Exercise aim
Reproduce the listing below exactly. Pictures do not belong in the copy.

Entries provided
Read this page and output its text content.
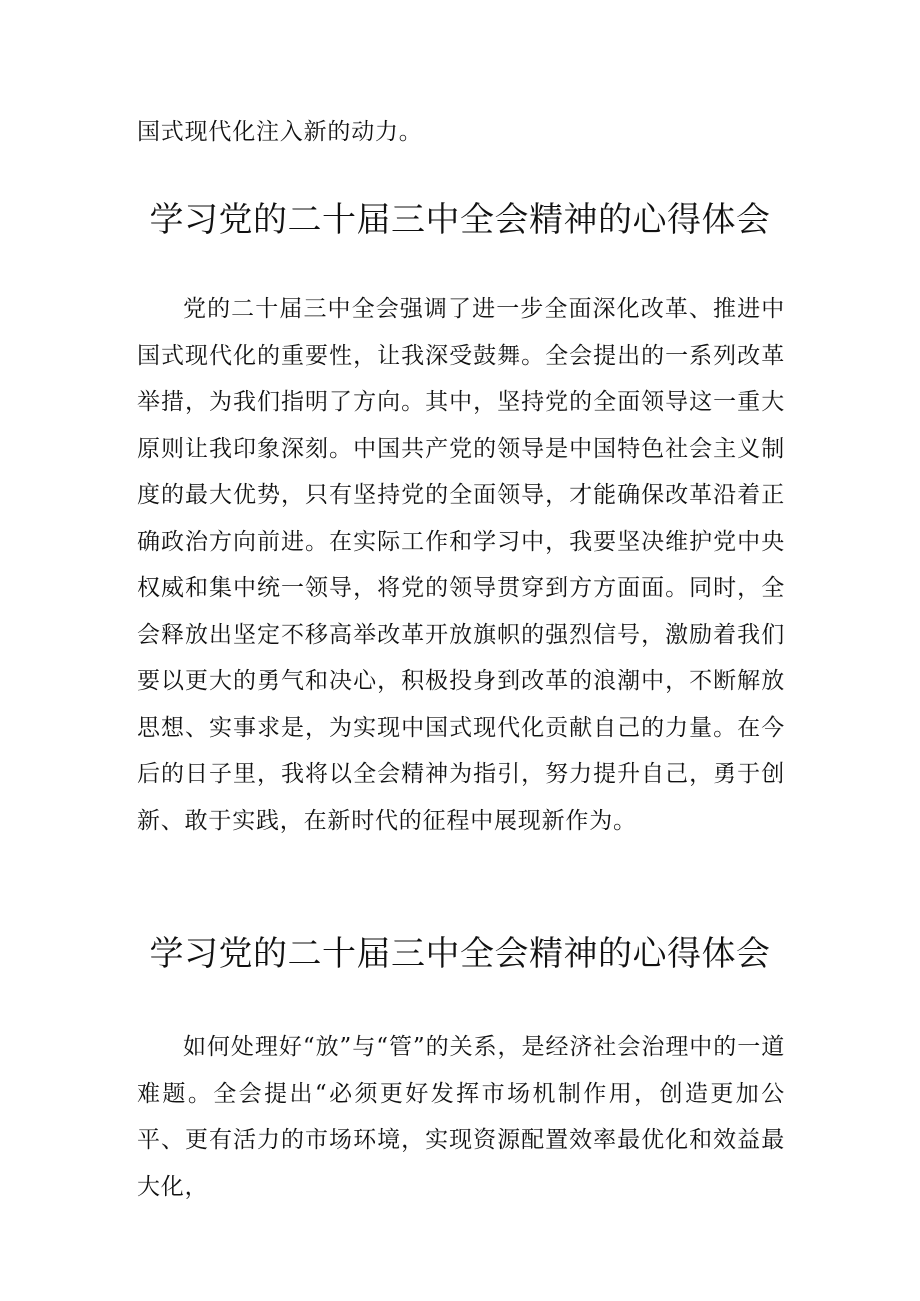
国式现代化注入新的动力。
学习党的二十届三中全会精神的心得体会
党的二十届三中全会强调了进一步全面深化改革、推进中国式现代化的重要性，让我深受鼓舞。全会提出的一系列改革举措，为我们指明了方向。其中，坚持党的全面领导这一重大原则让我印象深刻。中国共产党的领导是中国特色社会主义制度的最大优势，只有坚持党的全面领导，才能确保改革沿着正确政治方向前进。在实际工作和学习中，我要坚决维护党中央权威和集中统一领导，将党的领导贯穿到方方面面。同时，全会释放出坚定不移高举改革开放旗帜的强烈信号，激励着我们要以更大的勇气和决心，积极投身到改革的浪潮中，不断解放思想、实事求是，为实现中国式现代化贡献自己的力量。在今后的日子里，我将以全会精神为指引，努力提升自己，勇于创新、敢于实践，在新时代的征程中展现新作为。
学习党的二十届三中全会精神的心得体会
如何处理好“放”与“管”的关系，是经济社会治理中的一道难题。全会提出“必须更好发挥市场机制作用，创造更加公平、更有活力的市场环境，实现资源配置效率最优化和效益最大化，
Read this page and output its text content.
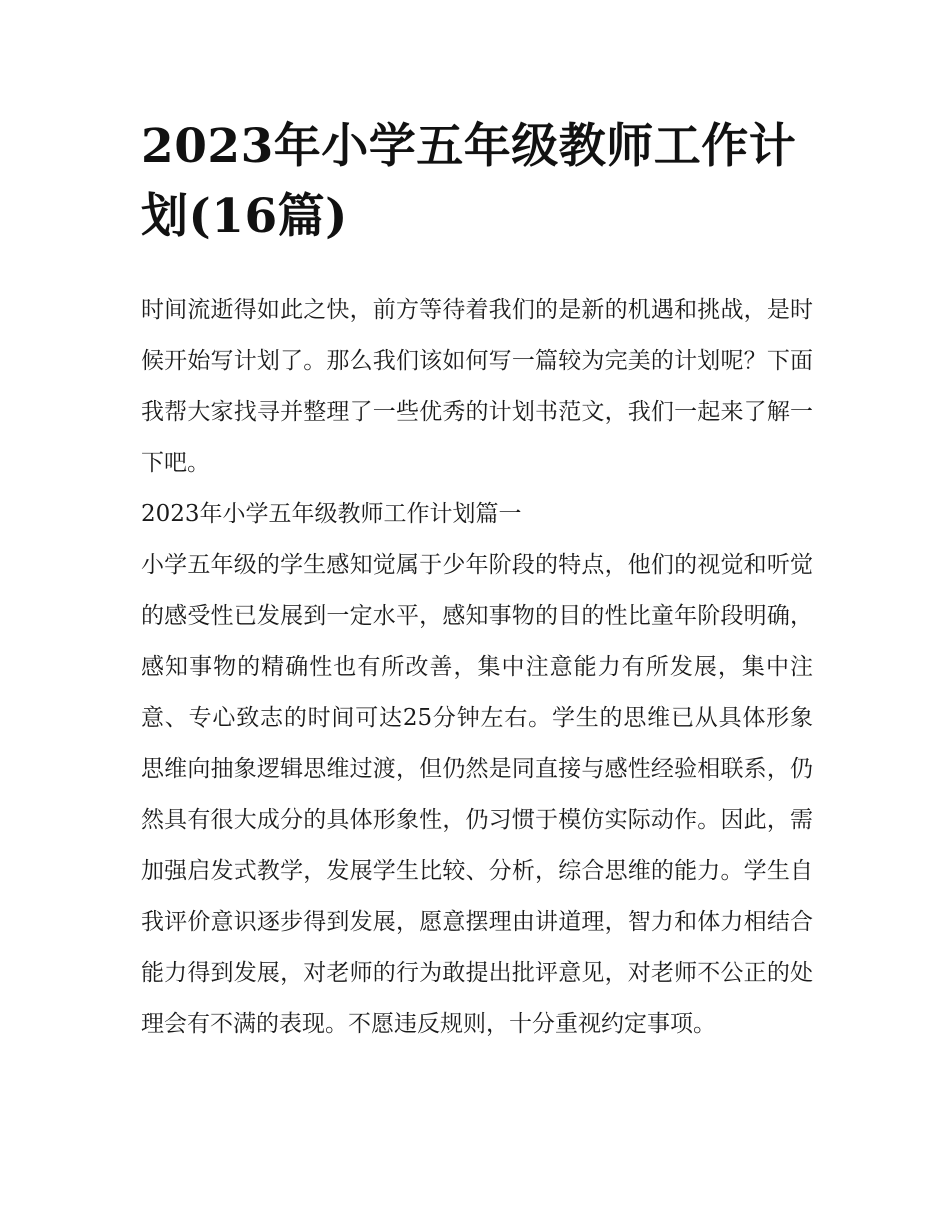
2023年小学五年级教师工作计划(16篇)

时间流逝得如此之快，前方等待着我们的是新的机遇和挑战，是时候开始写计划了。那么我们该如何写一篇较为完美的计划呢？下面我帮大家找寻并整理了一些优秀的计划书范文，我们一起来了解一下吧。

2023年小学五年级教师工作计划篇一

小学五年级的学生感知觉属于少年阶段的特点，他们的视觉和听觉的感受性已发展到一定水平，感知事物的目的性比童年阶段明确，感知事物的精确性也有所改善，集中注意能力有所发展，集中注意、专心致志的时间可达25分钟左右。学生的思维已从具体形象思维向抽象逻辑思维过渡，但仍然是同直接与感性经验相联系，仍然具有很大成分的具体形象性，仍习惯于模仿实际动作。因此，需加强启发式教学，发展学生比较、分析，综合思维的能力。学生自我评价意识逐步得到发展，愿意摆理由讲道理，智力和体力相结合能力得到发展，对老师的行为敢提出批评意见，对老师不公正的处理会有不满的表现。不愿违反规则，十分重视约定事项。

Right answer
Read this page and output its text content.
国式现代化注入新的动力。
学习党的二十届三中全会精神的心得体会
党的二十届三中全会强调了进一步全面深化改革、推进中国式现代化的重要性，让我深受鼓舞。全会提出的一系列改革举措，为我们指明了方向。其中，坚持党的全面领导这一重大原则让我印象深刻。中国共产党的领导是中国特色社会主义制度的最大优势，只有坚持党的全面领导，才能确保改革沿着正确政治方向前进。在实际工作和学习中，我要坚决维护党中央权威和集中统一领导，将党的领导贯穿到方方面面。同时，全会释放出坚定不移高举改革开放旗帜的强烈信号，激励着我们要以更大的勇气和决心，积极投身到改革的浪潮中，不断解放思想、实事求是，为实现中国式现代化贡献自己的力量。在今后的日子里，我将以全会精神为指引，努力提升自己，勇于创新、敢于实践，在新时代的征程中展现新作为。
学习党的二十届三中全会精神的心得体会
如何处理好“放”与“管”的关系，是经济社会治理中的一道难题。全会提出“必须更好发挥市场机制作用，创造更加公平、更有活力的市场环境，实现资源配置效率最优化和效益最大化，
Read this page and output its text content.
2023年小学五年级教师工作计划(16篇)

时间流逝得如此之快，前方等待着我们的是新的机遇和挑战，是时候开始写计划了。那么我们该如何写一篇较为完美的计划呢？下面我帮大家找寻并整理了一些优秀的计划书范文，我们一起来了解一下吧。

2023年小学五年级教师工作计划篇一

小学五年级的学生感知觉属于少年阶段的特点，他们的视觉和听觉的感受性已发展到一定水平，感知事物的目的性比童年阶段明确，感知事物的精确性也有所改善，集中注意能力有所发展，集中注意、专心致志的时间可达25分钟左右。学生的思维已从具体形象思维向抽象逻辑思维过渡，但仍然是同直接与感性经验相联系，仍然具有很大成分的具体形象性，仍习惯于模仿实际动作。因此，需加强启发式教学，发展学生比较、分析，综合思维的能力。学生自我评价意识逐步得到发展，愿意摆理由讲道理，智力和体力相结合能力得到发展，对老师的行为敢提出批评意见，对老师不公正的处理会有不满的表现。不愿违反规则，十分重视约定事项。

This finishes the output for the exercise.